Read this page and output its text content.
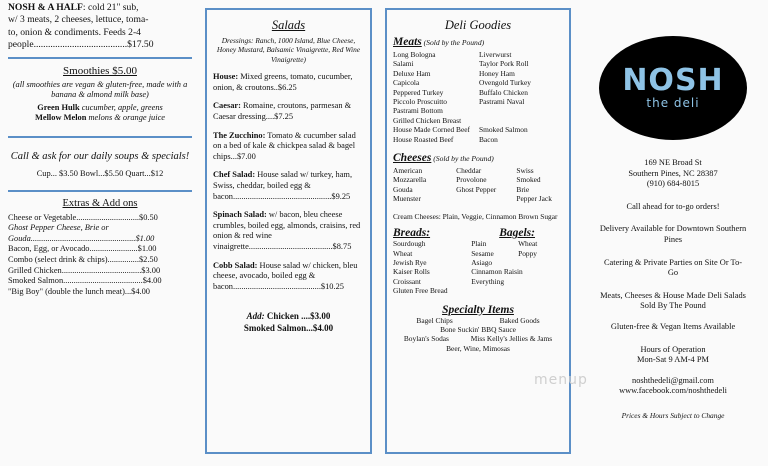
NOSH & A HALF: cold 21" sub,
w/ 3 meats, 2 cheeses, lettuce, toma-
to, onion & condiments. Feeds 2-4
people.......................................$17.50
Smoothies $5.00
(all smoothies are vegan & gluten-free, made with a banana & almond milk base)
Green Hulk cucumber, apple, greens
Mellow Melon melons & orange juice
Call & ask for our daily soups & specials!
Cup... $3.50 Bowl...$5.50 Quart...$12
Extras & Add ons
Cheese or Vegetable..............................$0.50
Ghost Pepper Cheese, Brie or
Gouda..................................................$1.00
Bacon, Egg, or Avocado.......................$1.00
Combo (select drink & chips)...............$2.50
Grilled Chicken......................................$3.00
Smoked Salmon......................................$4.00
"Big Boy" (double the lunch meat)...$4.00
Salads
Dressings: Ranch, 1000 Island, Blue Cheese, Honey Mustard, Balsamic Vinaigrette, Red Wine Vinaigrette)
House: Mixed greens, tomato, cucumber, onion, & croutons..$6.25
Caesar: Romaine, croutons, parmesan & Caesar dressing....$7.25
The Zucchino: Tomato & cucumber salad on a bed of kale & chickpea salad & bagel chips...$7.00
Chef Salad: House salad w/ turkey, ham, Swiss, cheddar, boiled egg & bacon...............................................$9.25
Spinach Salad: w/ bacon, bleu cheese crumbles, boiled egg, almonds, craisins, red onion & red wine vinaigrette........................................$8.75
Cobb Salad: House salad w/ chicken, bleu cheese, avocado, boiled egg & bacon..........................................$10.25
Add: Chicken ....$3.00
Smoked Salmon...$4.00
Deli Goodies
Meats (Sold by the Pound)
Long Bologna	Liverwurst
Salami	Taylor Pork Roll
Deluxe Ham	Honey Ham
Capicola	Ovengold Turkey
Peppered Turkey	Buffalo Chicken
Piccolo Proscuitto	Pastrami Naval
Pastrami Bottom
Grilled Chicken Breast
House Made Corned Beef	Smoked Salmon
House Roasted Beef	Bacon
Cheeses (Sold by the Pound)
American	Cheddar	Swiss
Mozzarella	Provolone	Smoked
Gouda	Ghost Pepper	Brie
Muenster	Pepper Jack
Cream Cheeses: Plain, Veggie, Cinnamon Brown Sugar
Breads:
Sourdough
Wheat
Jewish Rye
Kaiser Rolls
Croissant
Gluten Free Bread
Bagels:
Plain	Wheat
Sesame	Poppy
Asiago
Cinnamon Raisin
Everything
Specialty Items
Bagel Chips	Baked Goods
Bone Suckin' BBQ Sauce
Boylan's Sodas	Miss Kelly's Jellies & Jams
Beer, Wine, Mimosas
NOSH
the deli

169 NE Broad St

Southern Pines, NC 28387

(910) 684-8015

Call ahead for to-go orders!

Delivery Available for Downtown Southern Pines

Catering & Private Parties on Site Or To-Go

Meats, Cheeses & House Made Deli Salads Sold By The Pound

Gluten-free & Vegan Items Available

Hours of Operation

Mon-Sat 9 AM-4 PM

noshthedeli@gmail.com

www.facebook.com/noshthedeli

Prices & Hours Subject to Change

menup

Required work: Make an exact copy of the listing above. Do not include the pictures.

Task answer:
Read this page and output its text content.
NOSH & A HALF: cold 21" sub,
w/ 3 meats, 2 cheeses, lettuce, toma-
to, onion & condiments. Feeds 2-4
people.......................................$17.50
Smoothies $5.00
(all smoothies are vegan & gluten-free, made with a banana & almond milk base)
Green Hulk cucumber, apple, greens
Mellow Melon melons & orange juice
Call & ask for our daily soups & specials!
Cup... $3.50 Bowl...$5.50 Quart...$12
Extras & Add ons
Cheese or Vegetable..............................$0.50
Ghost Pepper Cheese, Brie or
Gouda..................................................$1.00
Bacon, Egg, or Avocado.......................$1.00
Combo (select drink & chips)...............$2.50
Grilled Chicken......................................$3.00
Smoked Salmon......................................$4.00
"Big Boy" (double the lunch meat)...$4.00
Salads
Dressings: Ranch, 1000 Island, Blue Cheese, Honey Mustard, Balsamic Vinaigrette, Red Wine Vinaigrette)
House: Mixed greens, tomato, cucumber, onion, & croutons..$6.25
Caesar: Romaine, croutons, parmesan & Caesar dressing....$7.25
The Zucchino: Tomato & cucumber salad on a bed of kale & chickpea salad & bagel chips...$7.00
Chef Salad: House salad w/ turkey, ham, Swiss, cheddar, boiled egg & bacon...............................................$9.25
Spinach Salad: w/ bacon, bleu cheese crumbles, boiled egg, almonds, craisins, red onion & red wine vinaigrette........................................$8.75
Cobb Salad: House salad w/ chicken, bleu cheese, avocado, boiled egg & bacon..........................................$10.25
Add: Chicken ....$3.00
Smoked Salmon...$4.00
Deli Goodies
Meats (Sold by the Pound)
Long Bologna	Liverwurst
Salami	Taylor Pork Roll
Deluxe Ham	Honey Ham
Capicola	Ovengold Turkey
Peppered Turkey	Buffalo Chicken
Piccolo Proscuitto	Pastrami Naval
Pastrami Bottom
Grilled Chicken Breast
House Made Corned Beef	Smoked Salmon
House Roasted Beef	Bacon
Cheeses (Sold by the Pound)
American	Cheddar	Swiss
Mozzarella	Provolone	Smoked
Gouda	Ghost Pepper	Brie
Muenster	Pepper Jack
Cream Cheeses: Plain, Veggie, Cinnamon Brown Sugar
Breads:
Sourdough
Wheat
Jewish Rye
Kaiser Rolls
Croissant
Gluten Free Bread
Bagels:
Plain	Wheat
Sesame	Poppy
Asiago
Cinnamon Raisin
Everything
Specialty Items
Bagel Chips	Baked Goods
Bone Suckin' BBQ Sauce
Boylan's Sodas	Miss Kelly's Jellies & Jams
Beer, Wine, Mimosas
NOSH
the deli

169 NE Broad St

Southern Pines, NC 28387

(910) 684-8015

Call ahead for to-go orders!

Delivery Available for Downtown Southern Pines

Catering & Private Parties on Site Or To-Go

Meats, Cheeses & House Made Deli Salads Sold By The Pound

Gluten-free & Vegan Items Available

Hours of Operation

Mon-Sat 9 AM-4 PM

noshthedeli@gmail.com

www.facebook.com/noshthedeli

Prices & Hours Subject to Change

menup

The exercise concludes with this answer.